──────── DATA SECTION ────────

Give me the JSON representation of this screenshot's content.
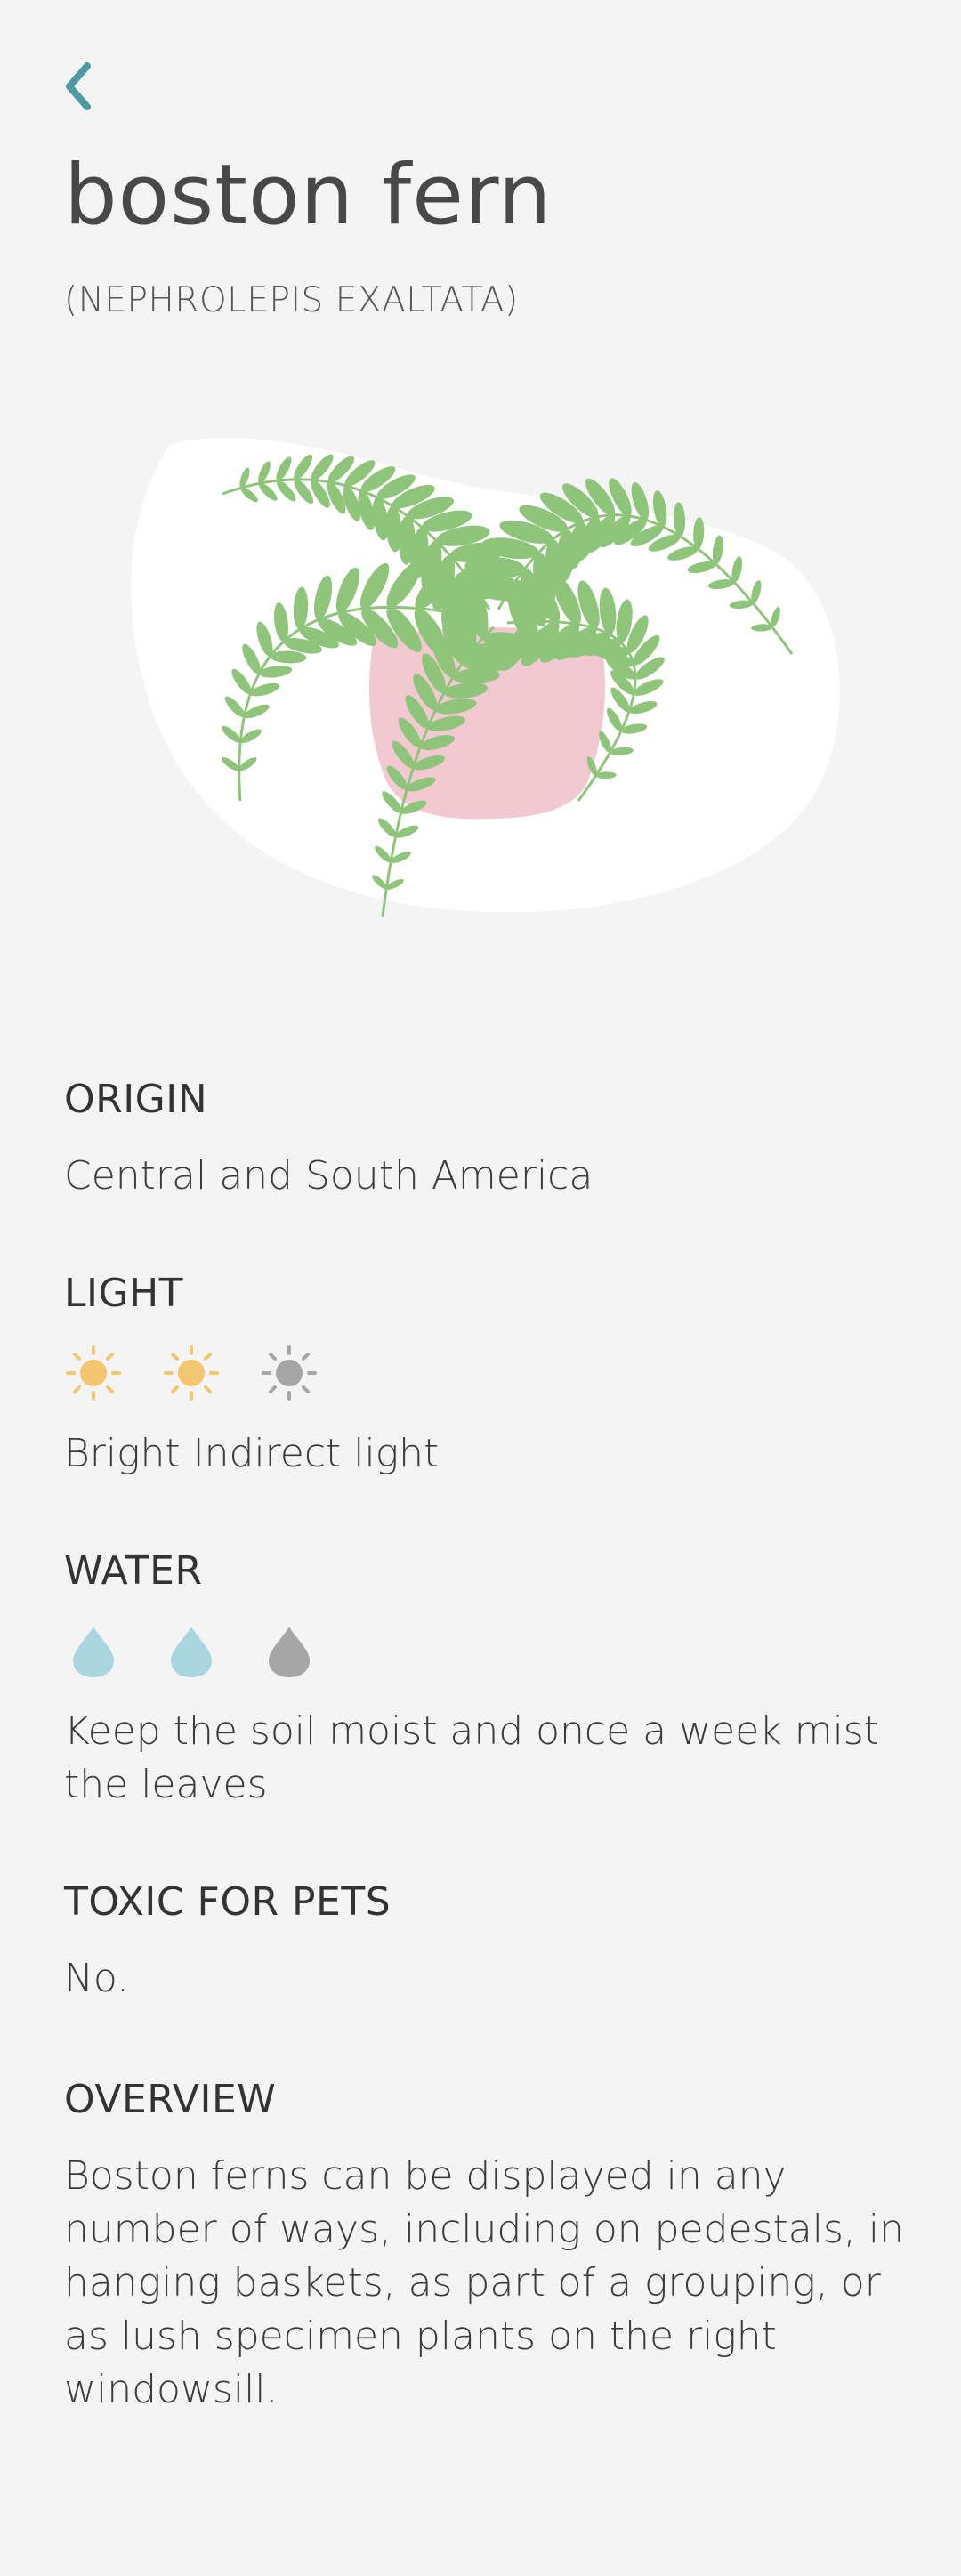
{
  "header": {
    "back_icon": "chevron-left-icon",
    "title": "boston fern",
    "scientific_name": "(NEPHROLEPIS EXALTATA)"
  },
  "illustration": {
    "icon": "potted-fern-illustration",
    "colors": {
      "leaf": "#8fc47b",
      "pot": "#f2c9d0",
      "backdrop": "#ffffff"
    }
  },
  "sections": {
    "origin": {
      "heading": "ORIGIN",
      "text": "Central and South America"
    },
    "light": {
      "heading": "LIGHT",
      "icon": "sun-icon",
      "level": 2,
      "max": 3,
      "active_color": "#f4c66f",
      "inactive_color": "#a6a6a6",
      "text": "Bright Indirect light"
    },
    "water": {
      "heading": "WATER",
      "icon": "water-drop-icon",
      "level": 2,
      "max": 3,
      "active_color": "#a9d5df",
      "inactive_color": "#a6a6a6",
      "text": "Keep the soil moist and once a week mist the leaves"
    },
    "toxic": {
      "heading": "TOXIC FOR PETS",
      "text": "No."
    },
    "overview": {
      "heading": "OVERVIEW",
      "text": "Boston ferns can be displayed in any number of ways, including on pedestals, in hanging baskets, as part of a grouping, or as lush specimen plants on the right windowsill."
    }
  },
  "colors": {
    "background": "#f4f4f4",
    "accent": "#4d9aa0"
  }
}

────────

→ **DIRECTIONS**: Copy the records above exactly, leaving out every picture.

→ **OUTPUT BELOW**:
Give me the JSON representation of this screenshot's content.
{
  "header": {
    "back_icon": "chevron-left-icon",
    "title": "boston fern",
    "scientific_name": "(NEPHROLEPIS EXALTATA)"
  },
  "illustration": {
    "icon": "potted-fern-illustration",
    "colors": {
      "leaf": "#8fc47b",
      "pot": "#f2c9d0",
      "backdrop": "#ffffff"
    }
  },
  "sections": {
    "origin": {
      "heading": "ORIGIN",
      "text": "Central and South America"
    },
    "light": {
      "heading": "LIGHT",
      "icon": "sun-icon",
      "level": 2,
      "max": 3,
      "active_color": "#f4c66f",
      "inactive_color": "#a6a6a6",
      "text": "Bright Indirect light"
    },
    "water": {
      "heading": "WATER",
      "icon": "water-drop-icon",
      "level": 2,
      "max": 3,
      "active_color": "#a9d5df",
      "inactive_color": "#a6a6a6",
      "text": "Keep the soil moist and once a week mist the leaves"
    },
    "toxic": {
      "heading": "TOXIC FOR PETS",
      "text": "No."
    },
    "overview": {
      "heading": "OVERVIEW",
      "text": "Boston ferns can be displayed in any number of ways, including on pedestals, in hanging baskets, as part of a grouping, or as lush specimen plants on the right windowsill."
    }
  },
  "colors": {
    "background": "#f4f4f4",
    "accent": "#4d9aa0"
  }
}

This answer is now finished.